Saved entries:
►
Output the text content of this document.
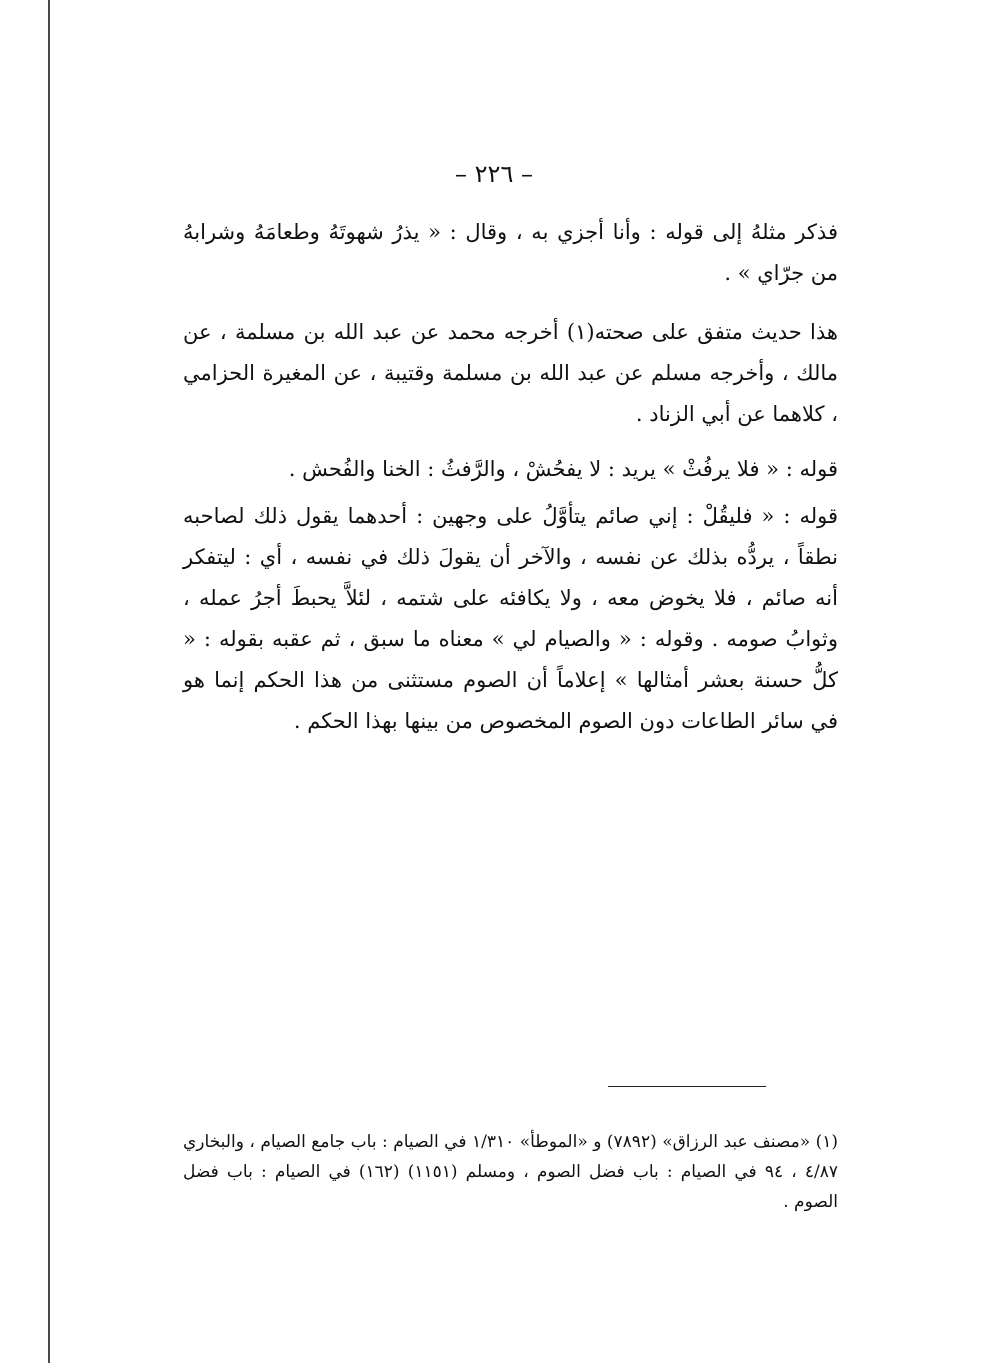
– ٢٢٦ –

فذكر مثلهُ إلى قوله : وأنا أجزي به ، وقال : « يذرُ شهوتَهُ وطعامَهُ وشرابهُ من جرّاي » .

هذا حديث متفق على صحته(١) أخرجه محمد عن عبد الله بن مسلمة ، عن مالك ، وأخرجه مسلم عن عبد الله بن مسلمة وقتيبة ، عن المغيرة الحزامي ، كلاهما عن أبي الزناد .

قوله : « فلا يرفُثْ » يريد : لا يفحُشْ ، والرَّفثُ : الخنا والفُحش .

قوله : « فليقُلْ : إني صائم يتأوَّلُ على وجهين : أحدهما يقول ذلك لصاحبه نطقاً ، يردُّه بذلك عن نفسه ، والآخر أن يقولَ ذلك في نفسه ، أي : ليتفكر أنه صائم ، فلا يخوض معه ، ولا يكافئه على شتمه ، لئلاَّ يحبطَ أجرُ عمله ، وثوابُ صومه . وقوله : « والصيام لي » معناه ما سبق ، ثم عقبه بقوله : « كلُّ حسنة بعشر أمثالها » إعلاماً أن الصوم مستثنى من هذا الحكم إنما هو في سائر الطاعات دون الصوم المخصوص من بينها بهذا الحكم .

(١) «مصنف عبد الرزاق» (٧٨٩٢) و «الموطأ» ١/٣١٠ في الصيام : باب جامع الصيام ، والبخاري ٤/٨٧ ، ٩٤ في الصيام : باب فضل الصوم ، ومسلم (١١٥١) (١٦٢) في الصيام : باب فضل الصوم .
◄
- WHAT YOU SHOULD DO -
Reproduce all of the entries word for word, skipping any pictures they hold.

- SOLUTION TO THIS PROBLEM -
Output the text content of this document.
– ٢٢٦ –

فذكر مثلهُ إلى قوله : وأنا أجزي به ، وقال : « يذرُ شهوتَهُ وطعامَهُ وشرابهُ من جرّاي » .

هذا حديث متفق على صحته(١) أخرجه محمد عن عبد الله بن مسلمة ، عن مالك ، وأخرجه مسلم عن عبد الله بن مسلمة وقتيبة ، عن المغيرة الحزامي ، كلاهما عن أبي الزناد .

قوله : « فلا يرفُثْ » يريد : لا يفحُشْ ، والرَّفثُ : الخنا والفُحش .

قوله : « فليقُلْ : إني صائم يتأوَّلُ على وجهين : أحدهما يقول ذلك لصاحبه نطقاً ، يردُّه بذلك عن نفسه ، والآخر أن يقولَ ذلك في نفسه ، أي : ليتفكر أنه صائم ، فلا يخوض معه ، ولا يكافئه على شتمه ، لئلاَّ يحبطَ أجرُ عمله ، وثوابُ صومه . وقوله : « والصيام لي » معناه ما سبق ، ثم عقبه بقوله : « كلُّ حسنة بعشر أمثالها » إعلاماً أن الصوم مستثنى من هذا الحكم إنما هو في سائر الطاعات دون الصوم المخصوص من بينها بهذا الحكم .

(١) «مصنف عبد الرزاق» (٧٨٩٢) و «الموطأ» ١/٣١٠ في الصيام : باب جامع الصيام ، والبخاري ٤/٨٧ ، ٩٤ في الصيام : باب فضل الصوم ، ومسلم (١١٥١) (١٦٢) في الصيام : باب فضل الصوم .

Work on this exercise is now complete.